(Part of a data file)
-=-=-

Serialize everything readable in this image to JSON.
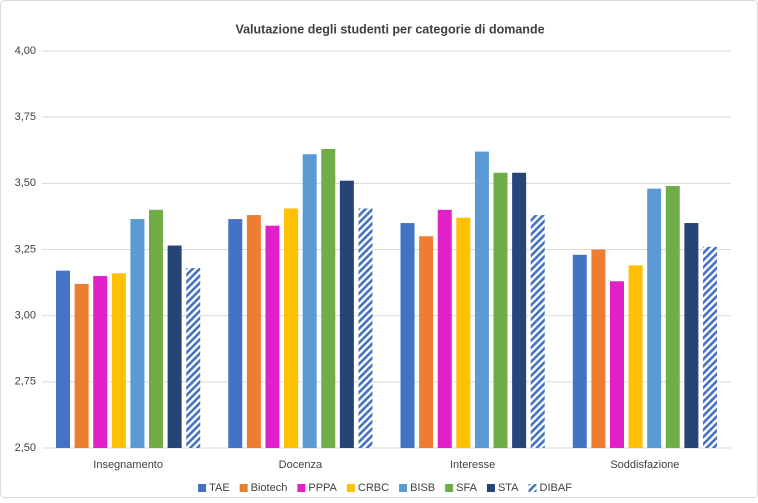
{
  "chart_data": {
    "type": "bar",
    "title": "Valutazione degli studenti per categorie di domande",
    "categories": [
      "Insegnamento",
      "Docenza",
      "Interesse",
      "Soddisfazione"
    ],
    "series": [
      {
        "name": "TAE",
        "color": "#4472c4",
        "values": [
          3.17,
          3.365,
          3.35,
          3.23
        ]
      },
      {
        "name": "Biotech",
        "color": "#ed7d31",
        "values": [
          3.12,
          3.38,
          3.3,
          3.25
        ]
      },
      {
        "name": "PPPA",
        "color": "#e020c8",
        "values": [
          3.15,
          3.34,
          3.4,
          3.13
        ]
      },
      {
        "name": "CRBC",
        "color": "#ffc000",
        "values": [
          3.16,
          3.405,
          3.37,
          3.19
        ]
      },
      {
        "name": "BISB",
        "color": "#5b9bd5",
        "values": [
          3.365,
          3.61,
          3.62,
          3.48
        ]
      },
      {
        "name": "SFA",
        "color": "#70ad47",
        "values": [
          3.4,
          3.63,
          3.54,
          3.49
        ]
      },
      {
        "name": "STA",
        "color": "#264478",
        "values": [
          3.265,
          3.51,
          3.54,
          3.35
        ]
      },
      {
        "name": "DIBAF",
        "color": "#4472c4",
        "pattern": "diagonal",
        "values": [
          3.18,
          3.405,
          3.38,
          3.26
        ]
      }
    ],
    "ylim": [
      2.5,
      4.0
    ],
    "yticks": [
      {
        "value": 2.5,
        "label": "2,50"
      },
      {
        "value": 2.75,
        "label": "2,75"
      },
      {
        "value": 3.0,
        "label": "3,00"
      },
      {
        "value": 3.25,
        "label": "3,25"
      },
      {
        "value": 3.5,
        "label": "3,50"
      },
      {
        "value": 3.75,
        "label": "3,75"
      },
      {
        "value": 4.0,
        "label": "4,00"
      }
    ],
    "grid": true,
    "legend": "bottom"
  }
}
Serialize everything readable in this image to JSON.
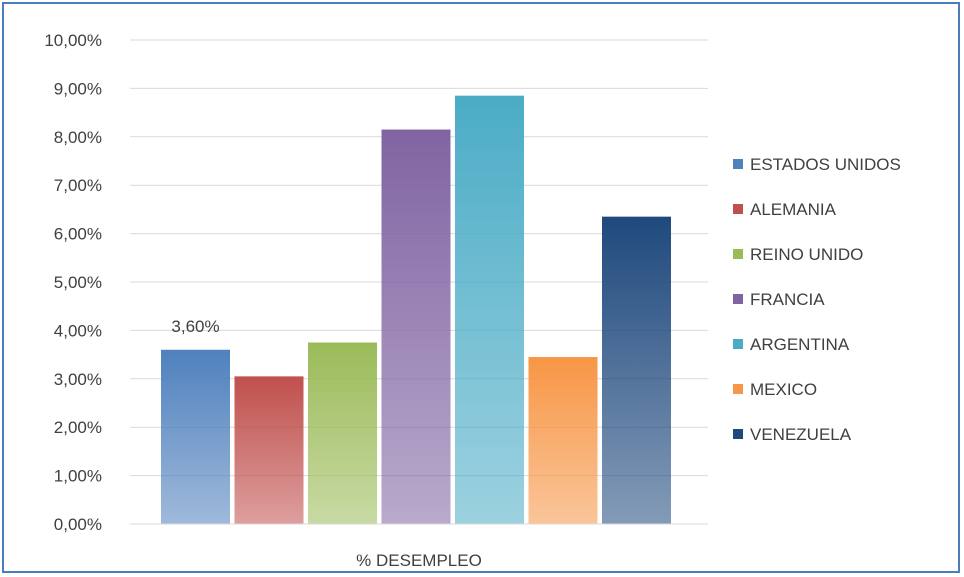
{
  "chart_data": {
    "type": "bar",
    "title": "",
    "xlabel": "",
    "ylabel": "",
    "categories": [
      "% DESEMPLEO"
    ],
    "ylim": [
      0,
      10
    ],
    "yticks": [
      "0,00%",
      "1,00%",
      "2,00%",
      "3,00%",
      "4,00%",
      "5,00%",
      "6,00%",
      "7,00%",
      "8,00%",
      "9,00%",
      "10,00%"
    ],
    "grid": true,
    "legend_position": "right",
    "series": [
      {
        "name": "ESTADOS UNIDOS",
        "values": [
          3.6
        ],
        "color": "#4f81bd",
        "data_label": "3,60%"
      },
      {
        "name": "ALEMANIA",
        "values": [
          3.05
        ],
        "color": "#c0504d"
      },
      {
        "name": "REINO UNIDO",
        "values": [
          3.75
        ],
        "color": "#9bbb59"
      },
      {
        "name": "FRANCIA",
        "values": [
          8.15
        ],
        "color": "#8064a2"
      },
      {
        "name": "ARGENTINA",
        "values": [
          8.85
        ],
        "color": "#4bacc6"
      },
      {
        "name": "MEXICO",
        "values": [
          3.45
        ],
        "color": "#f79646"
      },
      {
        "name": "VENEZUELA",
        "values": [
          6.35
        ],
        "color": "#1f497d"
      }
    ]
  }
}
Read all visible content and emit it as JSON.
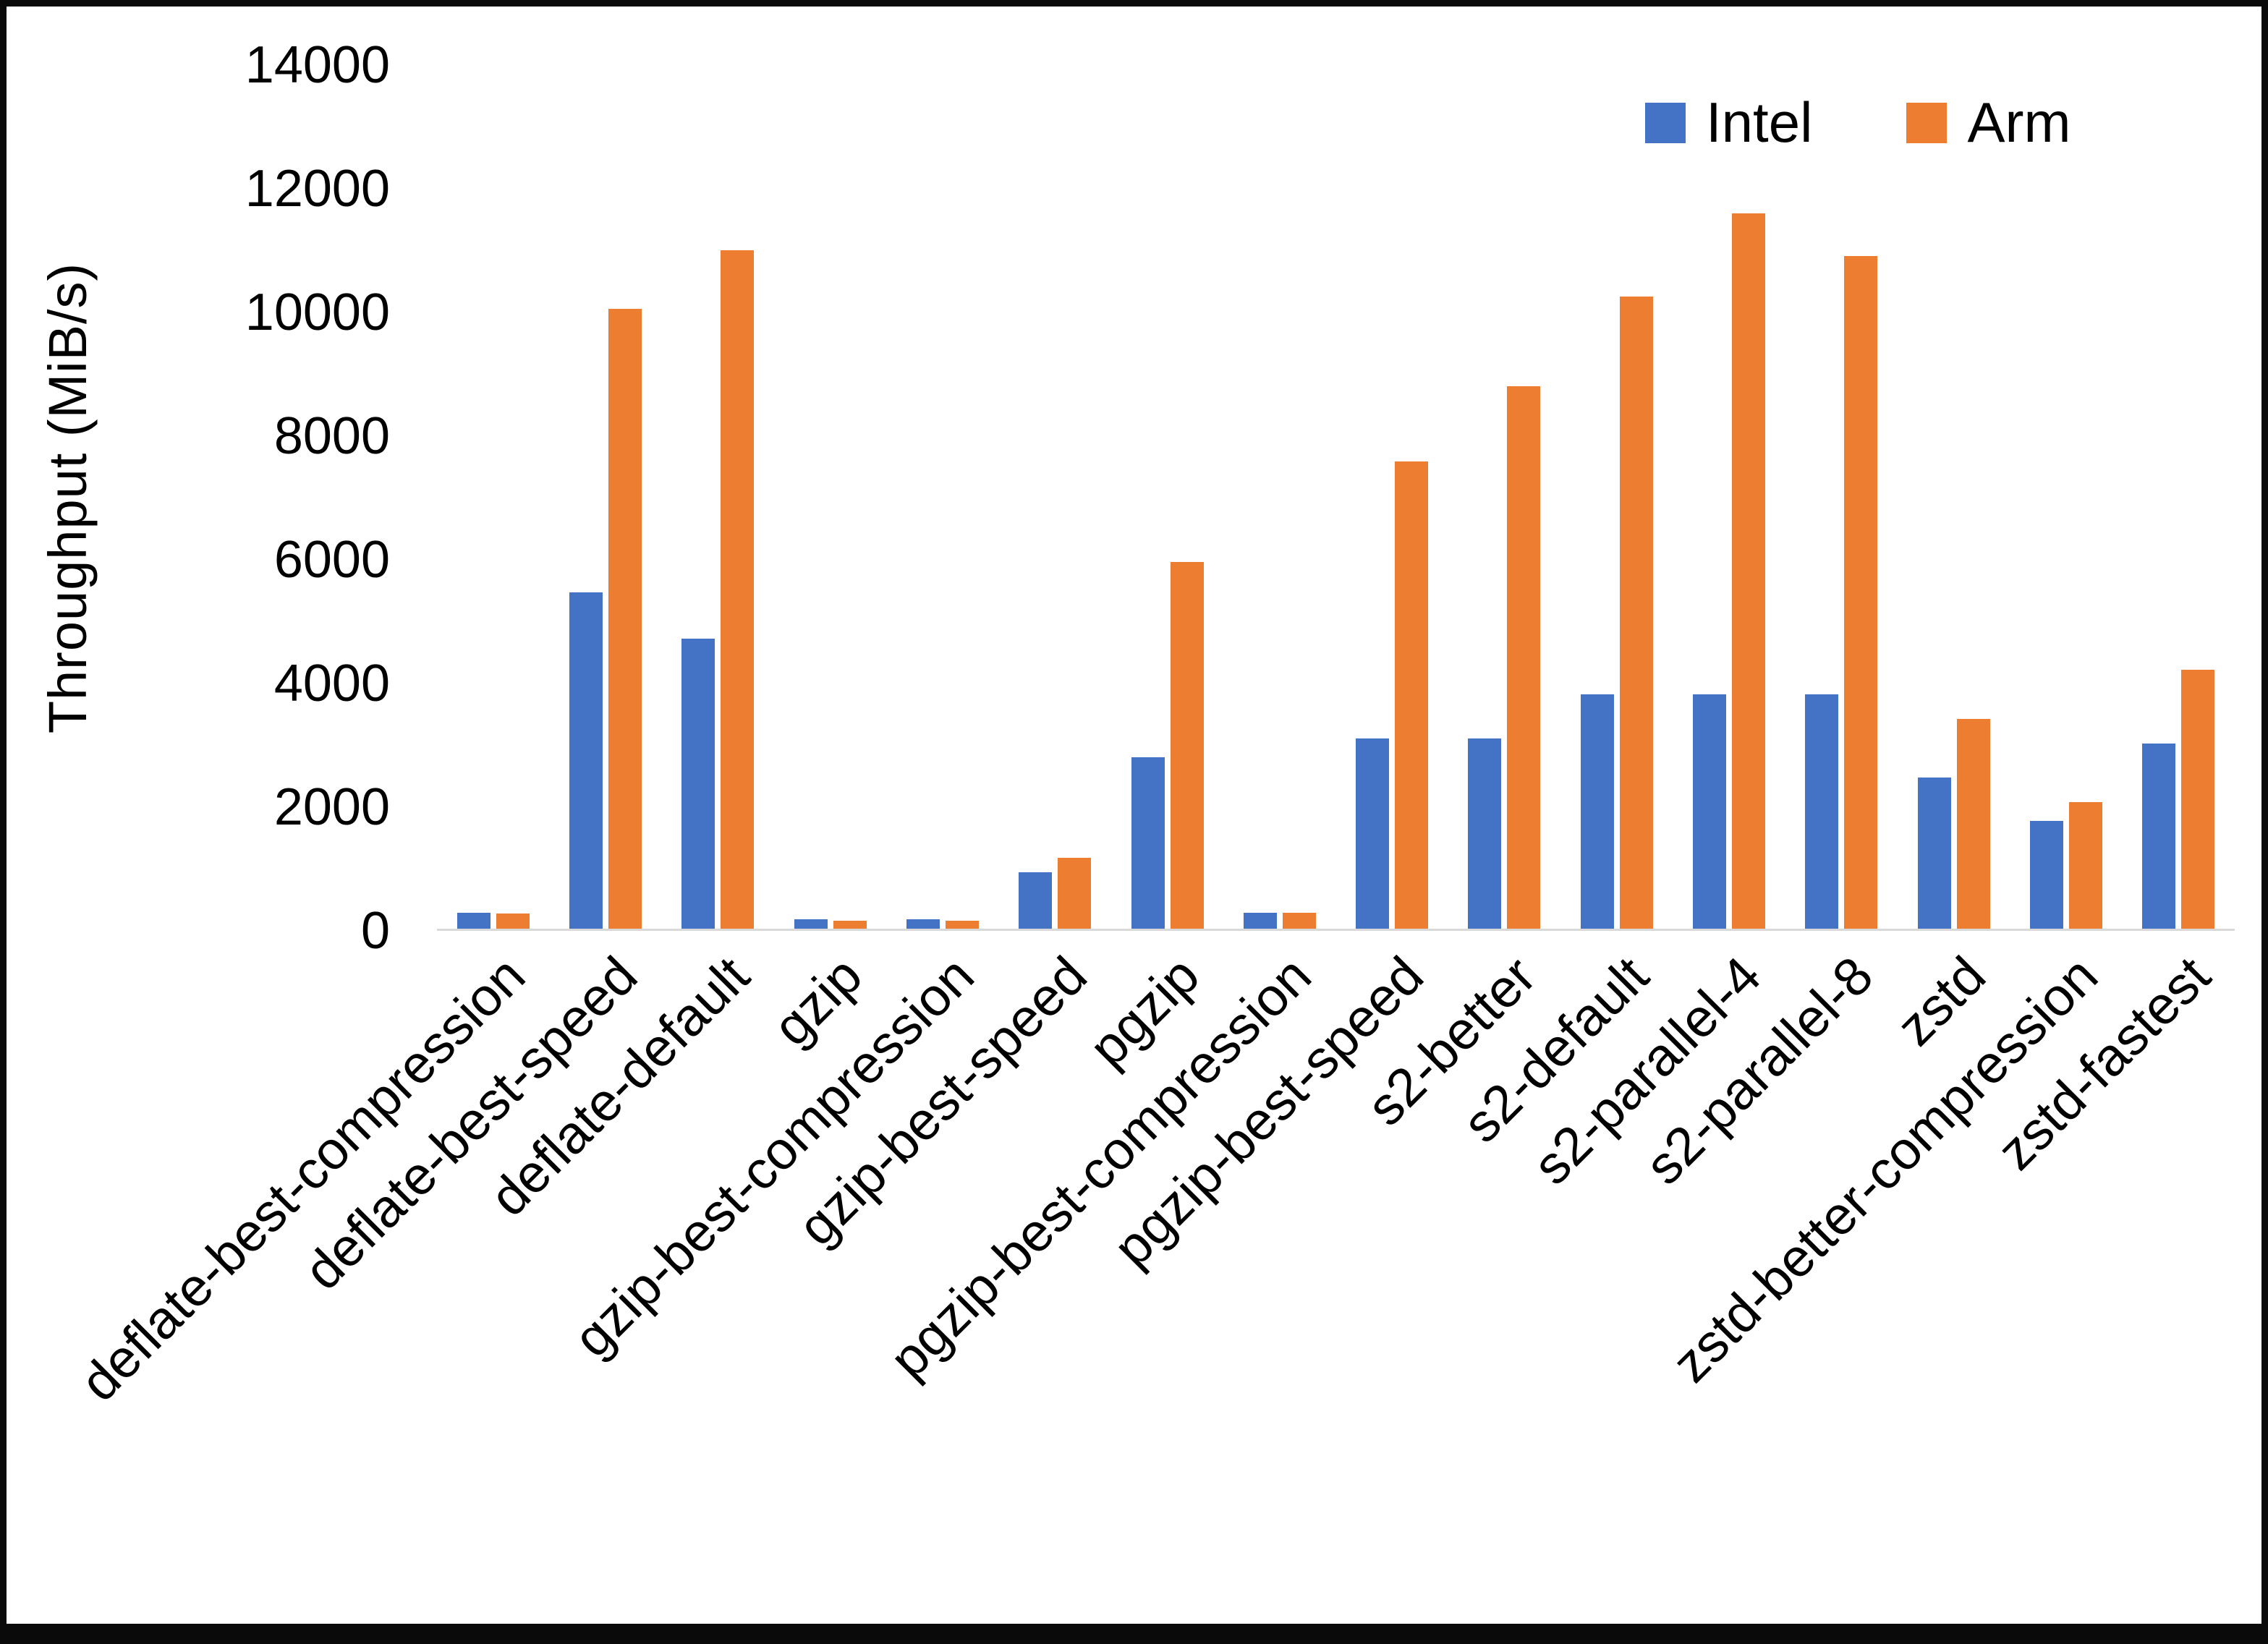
{
  "chart_data": {
    "type": "bar",
    "title": "",
    "xlabel": "",
    "ylabel": "Throughput (MiB/s)",
    "ylim": [
      0,
      14000
    ],
    "ytick_step": 2000,
    "grid": false,
    "legend_position": "top-right",
    "categories": [
      "deflate-best-compression",
      "deflate-best-speed",
      "deflate-default",
      "gzip",
      "gzip-best-compression",
      "gzip-best-speed",
      "pgzip",
      "pgzip-best-compression",
      "pgzip-best-speed",
      "s2-better",
      "s2-default",
      "s2-parallel-4",
      "s2-parallel-8",
      "zstd",
      "zstd-better-compression",
      "zstd-fastest"
    ],
    "series": [
      {
        "name": "Intel",
        "color": "#4472C4",
        "values": [
          260,
          5450,
          4700,
          150,
          150,
          920,
          2780,
          260,
          3080,
          3080,
          3800,
          3800,
          3800,
          2450,
          1750,
          3000
        ]
      },
      {
        "name": "Arm",
        "color": "#ED7D31",
        "values": [
          250,
          10050,
          11000,
          130,
          130,
          1150,
          5950,
          260,
          7580,
          8800,
          10250,
          11600,
          10900,
          3400,
          2050,
          4200
        ]
      }
    ]
  }
}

-=-=-

## Your goal:
Print every entry above again without changing a word, and omit the pictures.

## Answer to the task:
Serialize everything readable in this image to JSON.
{
  "chart_data": {
    "type": "bar",
    "title": "Valutazione degli studenti per categorie di domande",
    "categories": [
      "Insegnamento",
      "Docenza",
      "Interesse",
      "Soddisfazione"
    ],
    "series": [
      {
        "name": "TAE",
        "color": "#4472c4",
        "values": [
          3.17,
          3.365,
          3.35,
          3.23
        ]
      },
      {
        "name": "Biotech",
        "color": "#ed7d31",
        "values": [
          3.12,
          3.38,
          3.3,
          3.25
        ]
      },
      {
        "name": "PPPA",
        "color": "#e020c8",
        "values": [
          3.15,
          3.34,
          3.4,
          3.13
        ]
      },
      {
        "name": "CRBC",
        "color": "#ffc000",
        "values": [
          3.16,
          3.405,
          3.37,
          3.19
        ]
      },
      {
        "name": "BISB",
        "color": "#5b9bd5",
        "values": [
          3.365,
          3.61,
          3.62,
          3.48
        ]
      },
      {
        "name": "SFA",
        "color": "#70ad47",
        "values": [
          3.4,
          3.63,
          3.54,
          3.49
        ]
      },
      {
        "name": "STA",
        "color": "#264478",
        "values": [
          3.265,
          3.51,
          3.54,
          3.35
        ]
      },
      {
        "name": "DIBAF",
        "color": "#4472c4",
        "pattern": "diagonal",
        "values": [
          3.18,
          3.405,
          3.38,
          3.26
        ]
      }
    ],
    "ylim": [
      2.5,
      4.0
    ],
    "yticks": [
      {
        "value": 2.5,
        "label": "2,50"
      },
      {
        "value": 2.75,
        "label": "2,75"
      },
      {
        "value": 3.0,
        "label": "3,00"
      },
      {
        "value": 3.25,
        "label": "3,25"
      },
      {
        "value": 3.5,
        "label": "3,50"
      },
      {
        "value": 3.75,
        "label": "3,75"
      },
      {
        "value": 4.0,
        "label": "4,00"
      }
    ],
    "grid": true,
    "legend": "bottom"
  }
}
Serialize everything readable in this image to JSON.
{
  "chart_data": {
    "type": "bar",
    "title": "",
    "xlabel": "",
    "ylabel": "",
    "categories": [
      "% DESEMPLEO"
    ],
    "ylim": [
      0,
      10
    ],
    "yticks": [
      "0,00%",
      "1,00%",
      "2,00%",
      "3,00%",
      "4,00%",
      "5,00%",
      "6,00%",
      "7,00%",
      "8,00%",
      "9,00%",
      "10,00%"
    ],
    "grid": true,
    "legend_position": "right",
    "series": [
      {
        "name": "ESTADOS UNIDOS",
        "values": [
          3.6
        ],
        "color": "#4f81bd",
        "data_label": "3,60%"
      },
      {
        "name": "ALEMANIA",
        "values": [
          3.05
        ],
        "color": "#c0504d"
      },
      {
        "name": "REINO UNIDO",
        "values": [
          3.75
        ],
        "color": "#9bbb59"
      },
      {
        "name": "FRANCIA",
        "values": [
          8.15
        ],
        "color": "#8064a2"
      },
      {
        "name": "ARGENTINA",
        "values": [
          8.85
        ],
        "color": "#4bacc6"
      },
      {
        "name": "MEXICO",
        "values": [
          3.45
        ],
        "color": "#f79646"
      },
      {
        "name": "VENEZUELA",
        "values": [
          6.35
        ],
        "color": "#1f497d"
      }
    ]
  }
}
Read all visible content and emit it as JSON.
{
  "chart_data": {
    "type": "bar",
    "title": "",
    "xlabel": "",
    "ylabel": "Throughput (MiB/s)",
    "ylim": [
      0,
      14000
    ],
    "ytick_step": 2000,
    "grid": false,
    "legend_position": "top-right",
    "categories": [
      "deflate-best-compression",
      "deflate-best-speed",
      "deflate-default",
      "gzip",
      "gzip-best-compression",
      "gzip-best-speed",
      "pgzip",
      "pgzip-best-compression",
      "pgzip-best-speed",
      "s2-better",
      "s2-default",
      "s2-parallel-4",
      "s2-parallel-8",
      "zstd",
      "zstd-better-compression",
      "zstd-fastest"
    ],
    "series": [
      {
        "name": "Intel",
        "color": "#4472C4",
        "values": [
          260,
          5450,
          4700,
          150,
          150,
          920,
          2780,
          260,
          3080,
          3080,
          3800,
          3800,
          3800,
          2450,
          1750,
          3000
        ]
      },
      {
        "name": "Arm",
        "color": "#ED7D31",
        "values": [
          250,
          10050,
          11000,
          130,
          130,
          1150,
          5950,
          260,
          7580,
          8800,
          10250,
          11600,
          10900,
          3400,
          2050,
          4200
        ]
      }
    ]
  }
}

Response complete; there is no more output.